'''

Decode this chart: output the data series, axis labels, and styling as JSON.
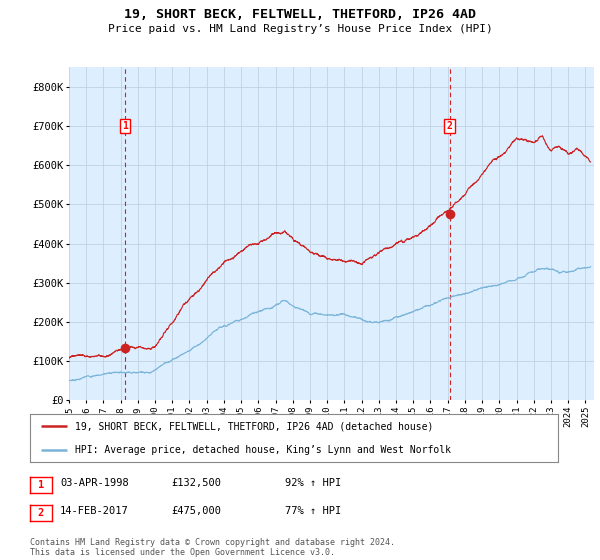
{
  "title": "19, SHORT BECK, FELTWELL, THETFORD, IP26 4AD",
  "subtitle": "Price paid vs. HM Land Registry’s House Price Index (HPI)",
  "ylim": [
    0,
    850000
  ],
  "yticks": [
    0,
    100000,
    200000,
    300000,
    400000,
    500000,
    600000,
    700000,
    800000
  ],
  "ytick_labels": [
    "£0",
    "£100K",
    "£200K",
    "£300K",
    "£400K",
    "£500K",
    "£600K",
    "£700K",
    "£800K"
  ],
  "xlim_start": 1995.0,
  "xlim_end": 2025.5,
  "xticks": [
    1995,
    1996,
    1997,
    1998,
    1999,
    2000,
    2001,
    2002,
    2003,
    2004,
    2005,
    2006,
    2007,
    2008,
    2009,
    2010,
    2011,
    2012,
    2013,
    2014,
    2015,
    2016,
    2017,
    2018,
    2019,
    2020,
    2021,
    2022,
    2023,
    2024,
    2025
  ],
  "hpi_color": "#7ab4d8",
  "price_color": "#cc2222",
  "vline_color": "#cc2222",
  "bg_fill_color": "#ddeeff",
  "sale1_x": 1998.25,
  "sale1_y": 132500,
  "sale2_x": 2017.12,
  "sale2_y": 475000,
  "legend_line1": "19, SHORT BECK, FELTWELL, THETFORD, IP26 4AD (detached house)",
  "legend_line2": "HPI: Average price, detached house, King’s Lynn and West Norfolk",
  "annotation1_date": "03-APR-1998",
  "annotation1_price": "£132,500",
  "annotation1_hpi": "92% ↑ HPI",
  "annotation2_date": "14-FEB-2017",
  "annotation2_price": "£475,000",
  "annotation2_hpi": "77% ↑ HPI",
  "footer": "Contains HM Land Registry data © Crown copyright and database right 2024.\nThis data is licensed under the Open Government Licence v3.0.",
  "background_color": "#ffffff",
  "grid_color": "#bbccdd"
}
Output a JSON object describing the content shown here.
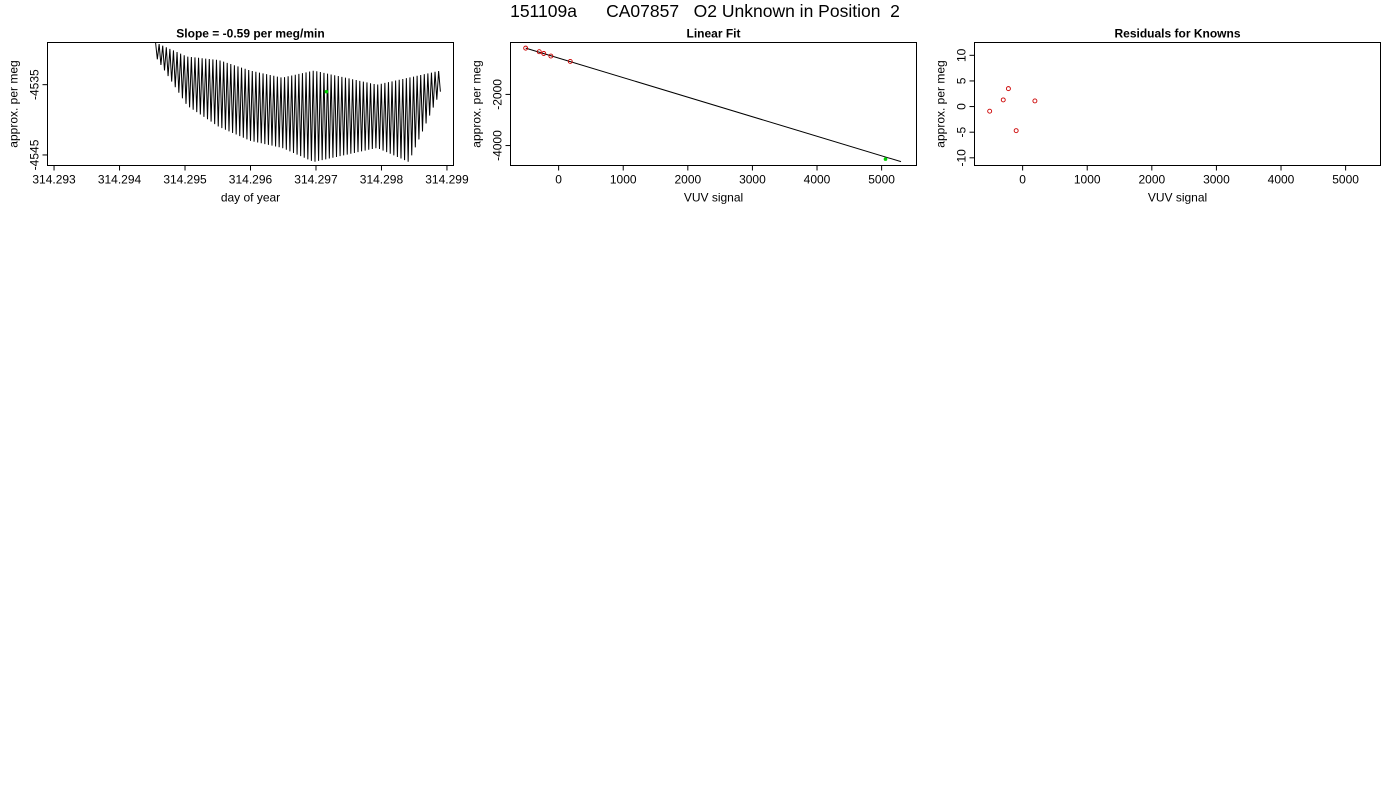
{
  "title": "151109a      CA07857   O2 Unknown in Position  2",
  "chart_data": [
    {
      "type": "line",
      "title": "Slope =  -0.59  per meg/min",
      "xlabel": "day of year",
      "ylabel": "approx. per meg",
      "xlim": [
        314.2929,
        314.2991
      ],
      "ylim": [
        -4546.5,
        -4529.0
      ],
      "xticks": [
        314.293,
        314.294,
        314.295,
        314.296,
        314.297,
        314.298,
        314.299
      ],
      "xtick_labels": [
        "314.293",
        "314.294",
        "314.295",
        "314.296",
        "314.297",
        "314.298",
        "314.299"
      ],
      "yticks": [
        -4535,
        -4545
      ],
      "ytick_labels": [
        "-4535",
        "-4545"
      ],
      "series": [
        {
          "x_start": 314.29455,
          "x_end": 314.2989,
          "n_points": 160,
          "y_upper": [
            -4529.0,
            -4531.0,
            -4531.5,
            -4533.0,
            -4534.0,
            -4533.0,
            -4534.0,
            -4535.0,
            -4534.0,
            -4533.0
          ],
          "y_lower": [
            -4531.0,
            -4538.0,
            -4541.0,
            -4543.0,
            -4544.0,
            -4546.0,
            -4545.0,
            -4544.0,
            -4546.0,
            -4536.0
          ],
          "color": "#000000"
        }
      ],
      "highlight_point": {
        "x": 314.29716,
        "y": -4536.0,
        "color": "#00cc00"
      }
    },
    {
      "type": "scatter",
      "title": "Linear Fit",
      "xlabel": "VUV signal",
      "ylabel": "approx. per meg",
      "xlim": [
        -745,
        5540
      ],
      "ylim": [
        -4780,
        30
      ],
      "xticks": [
        0,
        1000,
        2000,
        3000,
        4000,
        5000
      ],
      "xtick_labels": [
        "0",
        "1000",
        "2000",
        "3000",
        "4000",
        "5000"
      ],
      "yticks": [
        -2000,
        -4000
      ],
      "ytick_labels": [
        "-2000",
        "-4000"
      ],
      "points": [
        {
          "x": -510,
          "y": -190
        },
        {
          "x": -300,
          "y": -330
        },
        {
          "x": -230,
          "y": -400
        },
        {
          "x": -120,
          "y": -500
        },
        {
          "x": 180,
          "y": -710
        }
      ],
      "point_color": "#cc0000",
      "fit_line": {
        "x": [
          -510,
          5300
        ],
        "y": [
          -190,
          -4630
        ]
      },
      "unknown_point": {
        "x": 5060,
        "y": -4530,
        "color": "#00cc00"
      }
    },
    {
      "type": "scatter",
      "title": "Residuals for Knowns",
      "xlabel": "VUV signal",
      "ylabel": "approx. per meg",
      "xlim": [
        -745,
        5540
      ],
      "ylim": [
        -11.5,
        12.5
      ],
      "xticks": [
        0,
        1000,
        2000,
        3000,
        4000,
        5000
      ],
      "xtick_labels": [
        "0",
        "1000",
        "2000",
        "3000",
        "4000",
        "5000"
      ],
      "yticks": [
        10,
        5,
        0,
        -5,
        -10
      ],
      "ytick_labels": [
        "10",
        "5",
        "0",
        "-5",
        "-10"
      ],
      "points": [
        {
          "x": -510,
          "y": -0.9
        },
        {
          "x": -300,
          "y": 1.3
        },
        {
          "x": -220,
          "y": 3.5
        },
        {
          "x": -100,
          "y": -4.7
        },
        {
          "x": 190,
          "y": 1.1
        }
      ],
      "point_color": "#cc0000"
    }
  ]
}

'''

Quote the records above exactly, leaving out any pictures.

Decode this chart: output the data series, axis labels, and styling as JSON.
{
  "title": "19, SHORT BECK, FELTWELL, THETFORD, IP26 4AD",
  "subtitle": "Price paid vs. HM Land Registry’s House Price Index (HPI)",
  "ylim": [
    0,
    850000
  ],
  "yticks": [
    0,
    100000,
    200000,
    300000,
    400000,
    500000,
    600000,
    700000,
    800000
  ],
  "ytick_labels": [
    "£0",
    "£100K",
    "£200K",
    "£300K",
    "£400K",
    "£500K",
    "£600K",
    "£700K",
    "£800K"
  ],
  "xlim_start": 1995.0,
  "xlim_end": 2025.5,
  "xticks": [
    1995,
    1996,
    1997,
    1998,
    1999,
    2000,
    2001,
    2002,
    2003,
    2004,
    2005,
    2006,
    2007,
    2008,
    2009,
    2010,
    2011,
    2012,
    2013,
    2014,
    2015,
    2016,
    2017,
    2018,
    2019,
    2020,
    2021,
    2022,
    2023,
    2024,
    2025
  ],
  "hpi_color": "#7ab4d8",
  "price_color": "#cc2222",
  "vline_color": "#cc2222",
  "bg_fill_color": "#ddeeff",
  "sale1_x": 1998.25,
  "sale1_y": 132500,
  "sale2_x": 2017.12,
  "sale2_y": 475000,
  "legend_line1": "19, SHORT BECK, FELTWELL, THETFORD, IP26 4AD (detached house)",
  "legend_line2": "HPI: Average price, detached house, King’s Lynn and West Norfolk",
  "annotation1_date": "03-APR-1998",
  "annotation1_price": "£132,500",
  "annotation1_hpi": "92% ↑ HPI",
  "annotation2_date": "14-FEB-2017",
  "annotation2_price": "£475,000",
  "annotation2_hpi": "77% ↑ HPI",
  "footer": "Contains HM Land Registry data © Crown copyright and database right 2024.\nThis data is licensed under the Open Government Licence v3.0.",
  "background_color": "#ffffff",
  "grid_color": "#bbccdd"
}
Output a JSON object describing the content shown here.
{
  "title": "151109a      CA07857   O2 Unknown in Position  2",
  "chart_data": [
    {
      "type": "line",
      "title": "Slope =  -0.59  per meg/min",
      "xlabel": "day of year",
      "ylabel": "approx. per meg",
      "xlim": [
        314.2929,
        314.2991
      ],
      "ylim": [
        -4546.5,
        -4529.0
      ],
      "xticks": [
        314.293,
        314.294,
        314.295,
        314.296,
        314.297,
        314.298,
        314.299
      ],
      "xtick_labels": [
        "314.293",
        "314.294",
        "314.295",
        "314.296",
        "314.297",
        "314.298",
        "314.299"
      ],
      "yticks": [
        -4535,
        -4545
      ],
      "ytick_labels": [
        "-4535",
        "-4545"
      ],
      "series": [
        {
          "x_start": 314.29455,
          "x_end": 314.2989,
          "n_points": 160,
          "y_upper": [
            -4529.0,
            -4531.0,
            -4531.5,
            -4533.0,
            -4534.0,
            -4533.0,
            -4534.0,
            -4535.0,
            -4534.0,
            -4533.0
          ],
          "y_lower": [
            -4531.0,
            -4538.0,
            -4541.0,
            -4543.0,
            -4544.0,
            -4546.0,
            -4545.0,
            -4544.0,
            -4546.0,
            -4536.0
          ],
          "color": "#000000"
        }
      ],
      "highlight_point": {
        "x": 314.29716,
        "y": -4536.0,
        "color": "#00cc00"
      }
    },
    {
      "type": "scatter",
      "title": "Linear Fit",
      "xlabel": "VUV signal",
      "ylabel": "approx. per meg",
      "xlim": [
        -745,
        5540
      ],
      "ylim": [
        -4780,
        30
      ],
      "xticks": [
        0,
        1000,
        2000,
        3000,
        4000,
        5000
      ],
      "xtick_labels": [
        "0",
        "1000",
        "2000",
        "3000",
        "4000",
        "5000"
      ],
      "yticks": [
        -2000,
        -4000
      ],
      "ytick_labels": [
        "-2000",
        "-4000"
      ],
      "points": [
        {
          "x": -510,
          "y": -190
        },
        {
          "x": -300,
          "y": -330
        },
        {
          "x": -230,
          "y": -400
        },
        {
          "x": -120,
          "y": -500
        },
        {
          "x": 180,
          "y": -710
        }
      ],
      "point_color": "#cc0000",
      "fit_line": {
        "x": [
          -510,
          5300
        ],
        "y": [
          -190,
          -4630
        ]
      },
      "unknown_point": {
        "x": 5060,
        "y": -4530,
        "color": "#00cc00"
      }
    },
    {
      "type": "scatter",
      "title": "Residuals for Knowns",
      "xlabel": "VUV signal",
      "ylabel": "approx. per meg",
      "xlim": [
        -745,
        5540
      ],
      "ylim": [
        -11.5,
        12.5
      ],
      "xticks": [
        0,
        1000,
        2000,
        3000,
        4000,
        5000
      ],
      "xtick_labels": [
        "0",
        "1000",
        "2000",
        "3000",
        "4000",
        "5000"
      ],
      "yticks": [
        10,
        5,
        0,
        -5,
        -10
      ],
      "ytick_labels": [
        "10",
        "5",
        "0",
        "-5",
        "-10"
      ],
      "points": [
        {
          "x": -510,
          "y": -0.9
        },
        {
          "x": -300,
          "y": 1.3
        },
        {
          "x": -220,
          "y": 3.5
        },
        {
          "x": -100,
          "y": -4.7
        },
        {
          "x": 190,
          "y": 1.1
        }
      ],
      "point_color": "#cc0000"
    }
  ]
}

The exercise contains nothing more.